Task description: Print all of the data exactly.

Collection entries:
################
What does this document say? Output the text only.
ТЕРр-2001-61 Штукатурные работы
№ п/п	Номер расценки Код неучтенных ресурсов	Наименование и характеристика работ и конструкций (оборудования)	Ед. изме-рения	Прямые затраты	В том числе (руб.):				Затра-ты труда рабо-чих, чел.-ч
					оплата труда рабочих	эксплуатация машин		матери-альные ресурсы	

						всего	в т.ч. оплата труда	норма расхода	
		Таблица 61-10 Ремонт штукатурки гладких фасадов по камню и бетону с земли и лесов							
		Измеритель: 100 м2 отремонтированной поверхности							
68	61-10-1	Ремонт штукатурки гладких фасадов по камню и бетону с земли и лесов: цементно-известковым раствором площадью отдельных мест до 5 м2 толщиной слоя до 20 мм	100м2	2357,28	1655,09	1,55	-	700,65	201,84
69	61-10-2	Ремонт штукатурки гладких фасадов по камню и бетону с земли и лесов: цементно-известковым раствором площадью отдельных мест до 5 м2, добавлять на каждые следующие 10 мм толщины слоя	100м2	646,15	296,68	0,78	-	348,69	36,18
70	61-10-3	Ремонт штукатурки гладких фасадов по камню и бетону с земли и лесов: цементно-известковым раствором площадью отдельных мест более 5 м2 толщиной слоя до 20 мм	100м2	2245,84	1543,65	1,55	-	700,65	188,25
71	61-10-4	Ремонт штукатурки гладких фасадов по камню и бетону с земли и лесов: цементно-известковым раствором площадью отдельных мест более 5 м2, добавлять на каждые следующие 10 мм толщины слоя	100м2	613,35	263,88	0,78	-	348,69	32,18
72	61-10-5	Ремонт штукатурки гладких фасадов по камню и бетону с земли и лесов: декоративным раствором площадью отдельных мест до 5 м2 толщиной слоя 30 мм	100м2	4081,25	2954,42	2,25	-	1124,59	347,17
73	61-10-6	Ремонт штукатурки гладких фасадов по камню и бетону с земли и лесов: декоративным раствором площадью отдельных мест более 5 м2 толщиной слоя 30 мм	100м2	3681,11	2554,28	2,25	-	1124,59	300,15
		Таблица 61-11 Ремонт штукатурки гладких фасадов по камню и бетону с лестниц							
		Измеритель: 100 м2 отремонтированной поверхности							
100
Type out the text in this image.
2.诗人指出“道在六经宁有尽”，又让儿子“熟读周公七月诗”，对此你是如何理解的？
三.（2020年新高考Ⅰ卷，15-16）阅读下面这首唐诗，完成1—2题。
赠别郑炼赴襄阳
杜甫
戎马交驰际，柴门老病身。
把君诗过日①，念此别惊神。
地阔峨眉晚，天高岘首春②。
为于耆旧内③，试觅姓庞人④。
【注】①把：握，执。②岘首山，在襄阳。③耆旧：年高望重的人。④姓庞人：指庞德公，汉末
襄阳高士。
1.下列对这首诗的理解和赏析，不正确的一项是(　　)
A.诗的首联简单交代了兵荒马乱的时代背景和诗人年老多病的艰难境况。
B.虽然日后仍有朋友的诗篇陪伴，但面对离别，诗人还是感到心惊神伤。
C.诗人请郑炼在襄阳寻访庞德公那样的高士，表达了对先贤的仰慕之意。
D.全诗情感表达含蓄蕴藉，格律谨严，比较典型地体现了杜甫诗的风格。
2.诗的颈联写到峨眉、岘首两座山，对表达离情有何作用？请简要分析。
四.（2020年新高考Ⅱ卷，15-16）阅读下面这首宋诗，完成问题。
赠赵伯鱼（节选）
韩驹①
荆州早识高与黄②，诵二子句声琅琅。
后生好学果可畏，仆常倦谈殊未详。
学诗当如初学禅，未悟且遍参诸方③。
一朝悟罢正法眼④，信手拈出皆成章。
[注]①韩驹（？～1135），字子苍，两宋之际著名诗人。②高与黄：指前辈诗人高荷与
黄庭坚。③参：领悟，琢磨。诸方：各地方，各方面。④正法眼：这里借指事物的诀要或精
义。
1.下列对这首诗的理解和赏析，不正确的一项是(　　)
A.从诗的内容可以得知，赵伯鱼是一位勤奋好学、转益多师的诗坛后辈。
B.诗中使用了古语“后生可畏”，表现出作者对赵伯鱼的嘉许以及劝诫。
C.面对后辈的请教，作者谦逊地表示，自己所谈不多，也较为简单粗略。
################
The output:
What does this document say? Output the text only.
ТЕРр-2001-61 Штукатурные работы
№ п/п	Номер расценки Код неучтенных ресурсов	Наименование и характеристика работ и конструкций (оборудования)	Ед. изме-рения	Прямые затраты	В том числе (руб.):				Затра-ты труда рабо-чих, чел.-ч
					оплата труда рабочих	эксплуатация машин		матери-альные ресурсы	

						всего	в т.ч. оплата труда	норма расхода	
		Таблица 61-10 Ремонт штукатурки гладких фасадов по камню и бетону с земли и лесов							
		Измеритель: 100 м2 отремонтированной поверхности							
68	61-10-1	Ремонт штукатурки гладких фасадов по камню и бетону с земли и лесов: цементно-известковым раствором площадью отдельных мест до 5 м2 толщиной слоя до 20 мм	100м2	2357,28	1655,09	1,55	-	700,65	201,84
69	61-10-2	Ремонт штукатурки гладких фасадов по камню и бетону с земли и лесов: цементно-известковым раствором площадью отдельных мест до 5 м2, добавлять на каждые следующие 10 мм толщины слоя	100м2	646,15	296,68	0,78	-	348,69	36,18
70	61-10-3	Ремонт штукатурки гладких фасадов по камню и бетону с земли и лесов: цементно-известковым раствором площадью отдельных мест более 5 м2 толщиной слоя до 20 мм	100м2	2245,84	1543,65	1,55	-	700,65	188,25
71	61-10-4	Ремонт штукатурки гладких фасадов по камню и бетону с земли и лесов: цементно-известковым раствором площадью отдельных мест более 5 м2, добавлять на каждые следующие 10 мм толщины слоя	100м2	613,35	263,88	0,78	-	348,69	32,18
72	61-10-5	Ремонт штукатурки гладких фасадов по камню и бетону с земли и лесов: декоративным раствором площадью отдельных мест до 5 м2 толщиной слоя 30 мм	100м2	4081,25	2954,42	2,25	-	1124,59	347,17
73	61-10-6	Ремонт штукатурки гладких фасадов по камню и бетону с земли и лесов: декоративным раствором площадью отдельных мест более 5 м2 толщиной слоя 30 мм	100м2	3681,11	2554,28	2,25	-	1124,59	300,15
		Таблица 61-11 Ремонт штукатурки гладких фасадов по камню и бетону с лестниц							
		Измеритель: 100 м2 отремонтированной поверхности							
100
Type out the text in this image.
2.诗人指出“道在六经宁有尽”，又让儿子“熟读周公七月诗”，对此你是如何理解的？
三.（2020年新高考Ⅰ卷，15-16）阅读下面这首唐诗，完成1—2题。
赠别郑炼赴襄阳
杜甫
戎马交驰际，柴门老病身。
把君诗过日①，念此别惊神。
地阔峨眉晚，天高岘首春②。
为于耆旧内③，试觅姓庞人④。
【注】①把：握，执。②岘首山，在襄阳。③耆旧：年高望重的人。④姓庞人：指庞德公，汉末
襄阳高士。
1.下列对这首诗的理解和赏析，不正确的一项是(　　)
A.诗的首联简单交代了兵荒马乱的时代背景和诗人年老多病的艰难境况。
B.虽然日后仍有朋友的诗篇陪伴，但面对离别，诗人还是感到心惊神伤。
C.诗人请郑炼在襄阳寻访庞德公那样的高士，表达了对先贤的仰慕之意。
D.全诗情感表达含蓄蕴藉，格律谨严，比较典型地体现了杜甫诗的风格。
2.诗的颈联写到峨眉、岘首两座山，对表达离情有何作用？请简要分析。
四.（2020年新高考Ⅱ卷，15-16）阅读下面这首宋诗，完成问题。
赠赵伯鱼（节选）
韩驹①
荆州早识高与黄②，诵二子句声琅琅。
后生好学果可畏，仆常倦谈殊未详。
学诗当如初学禅，未悟且遍参诸方③。
一朝悟罢正法眼④，信手拈出皆成章。
[注]①韩驹（？～1135），字子苍，两宋之际著名诗人。②高与黄：指前辈诗人高荷与
黄庭坚。③参：领悟，琢磨。诸方：各地方，各方面。④正法眼：这里借指事物的诀要或精
义。
1.下列对这首诗的理解和赏析，不正确的一项是(　　)
A.从诗的内容可以得知，赵伯鱼是一位勤奋好学、转益多师的诗坛后辈。
B.诗中使用了古语“后生可畏”，表现出作者对赵伯鱼的嘉许以及劝诫。
C.面对后辈的请教，作者谦逊地表示，自己所谈不多，也较为简单粗略。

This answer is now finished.